THE PROBLEM: Repeat the whole listing exactly.

DATA TO PROCESS:

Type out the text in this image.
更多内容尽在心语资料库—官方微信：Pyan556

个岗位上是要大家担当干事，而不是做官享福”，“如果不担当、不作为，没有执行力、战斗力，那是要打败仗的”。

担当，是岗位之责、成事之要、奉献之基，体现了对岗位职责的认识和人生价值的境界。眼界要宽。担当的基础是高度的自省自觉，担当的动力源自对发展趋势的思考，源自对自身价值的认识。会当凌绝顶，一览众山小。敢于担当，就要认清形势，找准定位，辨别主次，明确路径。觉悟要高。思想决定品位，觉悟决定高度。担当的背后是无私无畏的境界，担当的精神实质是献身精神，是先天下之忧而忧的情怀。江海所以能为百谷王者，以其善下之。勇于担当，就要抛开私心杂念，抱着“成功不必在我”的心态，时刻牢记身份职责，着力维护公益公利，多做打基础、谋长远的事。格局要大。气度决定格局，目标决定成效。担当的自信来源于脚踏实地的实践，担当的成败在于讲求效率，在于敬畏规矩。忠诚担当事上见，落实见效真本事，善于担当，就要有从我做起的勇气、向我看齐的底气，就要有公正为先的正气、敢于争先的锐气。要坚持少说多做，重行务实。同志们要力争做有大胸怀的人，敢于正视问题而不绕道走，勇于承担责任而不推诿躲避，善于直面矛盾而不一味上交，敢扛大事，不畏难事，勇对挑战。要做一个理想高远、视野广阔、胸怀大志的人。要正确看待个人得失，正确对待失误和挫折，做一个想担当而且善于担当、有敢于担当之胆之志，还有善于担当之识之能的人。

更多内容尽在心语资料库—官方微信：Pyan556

RESULT BELOW:
Type out the text in this image.
更多内容尽在心语资料库—官方微信：Pyan556

个岗位上是要大家担当干事，而不是做官享福”，“如果不担当、不作为，没有执行力、战斗力，那是要打败仗的”。

担当，是岗位之责、成事之要、奉献之基，体现了对岗位职责的认识和人生价值的境界。眼界要宽。担当的基础是高度的自省自觉，担当的动力源自对发展趋势的思考，源自对自身价值的认识。会当凌绝顶，一览众山小。敢于担当，就要认清形势，找准定位，辨别主次，明确路径。觉悟要高。思想决定品位，觉悟决定高度。担当的背后是无私无畏的境界，担当的精神实质是献身精神，是先天下之忧而忧的情怀。江海所以能为百谷王者，以其善下之。勇于担当，就要抛开私心杂念，抱着“成功不必在我”的心态，时刻牢记身份职责，着力维护公益公利，多做打基础、谋长远的事。格局要大。气度决定格局，目标决定成效。担当的自信来源于脚踏实地的实践，担当的成败在于讲求效率，在于敬畏规矩。忠诚担当事上见，落实见效真本事，善于担当，就要有从我做起的勇气、向我看齐的底气，就要有公正为先的正气、敢于争先的锐气。要坚持少说多做，重行务实。同志们要力争做有大胸怀的人，敢于正视问题而不绕道走，勇于承担责任而不推诿躲避，善于直面矛盾而不一味上交，敢扛大事，不畏难事，勇对挑战。要做一个理想高远、视野广阔、胸怀大志的人。要正确看待个人得失，正确对待失误和挫折，做一个想担当而且善于担当、有敢于担当之胆之志，还有善于担当之识之能的人。

更多内容尽在心语资料库—官方微信：Pyan556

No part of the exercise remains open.